[Goal]:
Print the listing in its entirety and exactly, leaving out images.

— start Data for this task —

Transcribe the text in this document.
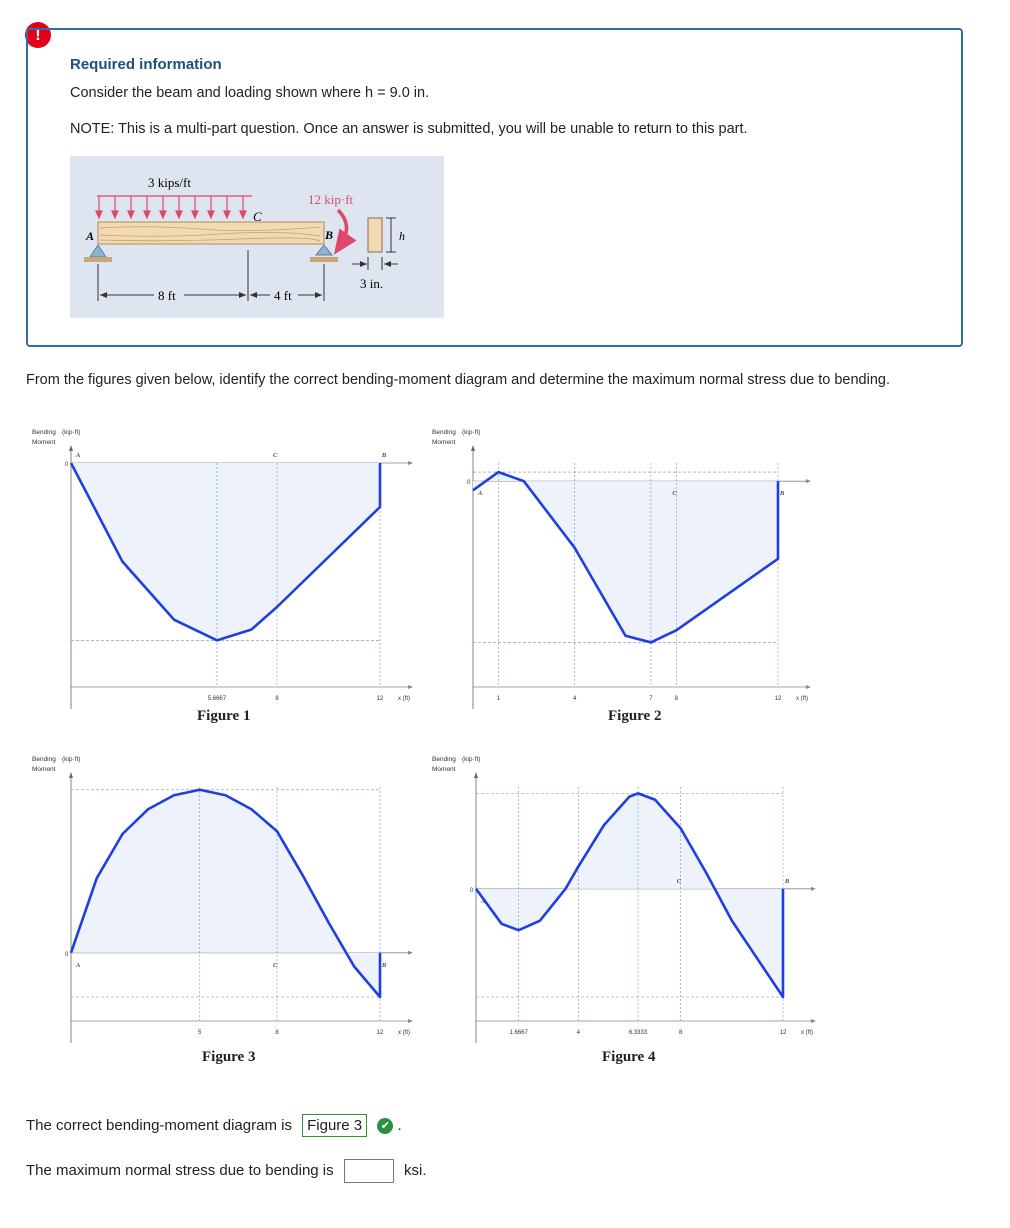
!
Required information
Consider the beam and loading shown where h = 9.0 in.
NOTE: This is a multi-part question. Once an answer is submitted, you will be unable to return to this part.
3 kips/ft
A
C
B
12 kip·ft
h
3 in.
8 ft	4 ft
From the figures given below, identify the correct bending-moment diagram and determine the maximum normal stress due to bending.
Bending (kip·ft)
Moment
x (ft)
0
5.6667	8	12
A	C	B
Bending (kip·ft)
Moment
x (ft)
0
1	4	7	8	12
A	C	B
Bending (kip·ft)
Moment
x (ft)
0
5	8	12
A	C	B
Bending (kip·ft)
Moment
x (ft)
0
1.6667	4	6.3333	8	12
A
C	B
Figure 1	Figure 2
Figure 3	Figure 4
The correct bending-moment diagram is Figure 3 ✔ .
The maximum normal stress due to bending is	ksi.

— end Data for this task —

[Response to the task]:
Transcribe the text in this document.
!
Required information
Consider the beam and loading shown where h = 9.0 in.
NOTE: This is a multi-part question. Once an answer is submitted, you will be unable to return to this part.
3 kips/ft
A
C
B
12 kip·ft
h
3 in.
8 ft	4 ft
From the figures given below, identify the correct bending-moment diagram and determine the maximum normal stress due to bending.
Bending (kip·ft)
Moment
x (ft)
0
5.6667	8	12
A	C	B
Bending (kip·ft)
Moment
x (ft)
0
1	4	7	8	12
A	C	B
Bending (kip·ft)
Moment
x (ft)
0
5	8	12
A	C	B
Bending (kip·ft)
Moment
x (ft)
0
1.6667	4	6.3333	8	12
A
C	B
Figure 1	Figure 2
Figure 3	Figure 4
The correct bending-moment diagram is Figure 3 ✔ .
The maximum normal stress due to bending is	ksi.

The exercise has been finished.